### DATA FOR THIS EXERCISE

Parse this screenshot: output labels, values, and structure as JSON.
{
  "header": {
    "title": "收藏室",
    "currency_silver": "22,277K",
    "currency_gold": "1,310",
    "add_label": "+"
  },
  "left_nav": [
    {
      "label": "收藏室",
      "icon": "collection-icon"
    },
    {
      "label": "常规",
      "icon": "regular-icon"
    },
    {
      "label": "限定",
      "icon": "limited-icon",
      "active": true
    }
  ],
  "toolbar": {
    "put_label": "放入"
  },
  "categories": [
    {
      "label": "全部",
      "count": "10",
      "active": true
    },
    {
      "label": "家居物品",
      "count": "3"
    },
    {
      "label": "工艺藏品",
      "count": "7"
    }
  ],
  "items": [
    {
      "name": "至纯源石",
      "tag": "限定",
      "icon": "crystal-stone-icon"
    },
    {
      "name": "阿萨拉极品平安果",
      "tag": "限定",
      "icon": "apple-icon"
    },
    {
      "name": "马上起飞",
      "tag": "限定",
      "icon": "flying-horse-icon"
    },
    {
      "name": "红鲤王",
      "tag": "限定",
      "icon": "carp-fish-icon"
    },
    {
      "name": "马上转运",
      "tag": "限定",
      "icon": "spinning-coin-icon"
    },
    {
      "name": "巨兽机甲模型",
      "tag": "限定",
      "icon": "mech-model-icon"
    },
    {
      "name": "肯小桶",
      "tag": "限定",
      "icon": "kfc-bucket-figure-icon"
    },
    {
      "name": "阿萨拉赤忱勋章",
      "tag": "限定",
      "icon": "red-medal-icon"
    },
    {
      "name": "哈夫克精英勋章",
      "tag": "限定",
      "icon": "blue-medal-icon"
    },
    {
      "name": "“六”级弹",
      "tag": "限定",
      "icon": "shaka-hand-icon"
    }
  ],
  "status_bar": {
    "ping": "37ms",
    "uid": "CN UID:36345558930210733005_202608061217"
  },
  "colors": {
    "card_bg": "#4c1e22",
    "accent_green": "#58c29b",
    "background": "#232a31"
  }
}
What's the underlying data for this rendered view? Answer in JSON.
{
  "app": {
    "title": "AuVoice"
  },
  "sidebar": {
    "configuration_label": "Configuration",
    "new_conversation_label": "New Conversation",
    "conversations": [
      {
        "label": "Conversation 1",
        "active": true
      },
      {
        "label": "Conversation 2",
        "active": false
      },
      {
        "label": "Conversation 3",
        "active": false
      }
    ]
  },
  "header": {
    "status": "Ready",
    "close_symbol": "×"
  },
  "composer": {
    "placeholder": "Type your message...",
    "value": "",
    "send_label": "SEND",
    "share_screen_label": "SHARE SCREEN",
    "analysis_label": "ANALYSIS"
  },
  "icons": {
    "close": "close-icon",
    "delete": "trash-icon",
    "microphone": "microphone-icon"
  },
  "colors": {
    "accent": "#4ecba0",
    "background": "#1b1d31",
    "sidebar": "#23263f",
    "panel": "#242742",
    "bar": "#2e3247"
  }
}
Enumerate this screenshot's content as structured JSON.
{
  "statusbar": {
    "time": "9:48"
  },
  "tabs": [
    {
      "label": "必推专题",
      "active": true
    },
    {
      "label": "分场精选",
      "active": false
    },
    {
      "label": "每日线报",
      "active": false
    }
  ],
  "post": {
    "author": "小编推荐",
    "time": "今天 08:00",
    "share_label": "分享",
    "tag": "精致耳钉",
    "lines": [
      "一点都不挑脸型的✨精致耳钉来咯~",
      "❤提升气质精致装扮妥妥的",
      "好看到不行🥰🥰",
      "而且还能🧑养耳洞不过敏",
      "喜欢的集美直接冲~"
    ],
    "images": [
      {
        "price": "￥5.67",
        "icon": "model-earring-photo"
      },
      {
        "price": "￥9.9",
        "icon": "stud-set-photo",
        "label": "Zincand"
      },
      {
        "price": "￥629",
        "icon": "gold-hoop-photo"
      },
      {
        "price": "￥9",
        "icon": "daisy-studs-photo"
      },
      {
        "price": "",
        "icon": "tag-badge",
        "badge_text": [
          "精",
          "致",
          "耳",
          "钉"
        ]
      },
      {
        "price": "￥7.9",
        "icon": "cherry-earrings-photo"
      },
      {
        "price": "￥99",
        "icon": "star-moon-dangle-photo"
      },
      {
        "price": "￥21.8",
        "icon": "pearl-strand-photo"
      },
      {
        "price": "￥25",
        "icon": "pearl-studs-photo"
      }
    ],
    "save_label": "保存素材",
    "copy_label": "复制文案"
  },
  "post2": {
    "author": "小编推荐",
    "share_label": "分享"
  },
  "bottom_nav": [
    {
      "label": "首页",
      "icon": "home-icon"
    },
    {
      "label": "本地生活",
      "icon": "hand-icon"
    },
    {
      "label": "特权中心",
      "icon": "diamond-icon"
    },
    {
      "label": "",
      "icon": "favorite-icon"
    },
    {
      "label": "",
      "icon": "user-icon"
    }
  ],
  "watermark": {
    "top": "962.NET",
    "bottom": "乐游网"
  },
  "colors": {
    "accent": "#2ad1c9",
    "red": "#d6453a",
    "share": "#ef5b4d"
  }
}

### WORK TO BE COMPLETED
Gather each line in these records that contains the string "name".

### COMPLETED TASK
      "name": "至纯源石",
      "name": "阿萨拉极品平安果",
      "name": "马上起飞",
      "name": "红鲤王",
      "name": "马上转运",
      "name": "巨兽机甲模型",
      "name": "肯小桶",
      "name": "阿萨拉赤忱勋章",
      "name": "哈夫克精英勋章",
      "name": "“六”级弹",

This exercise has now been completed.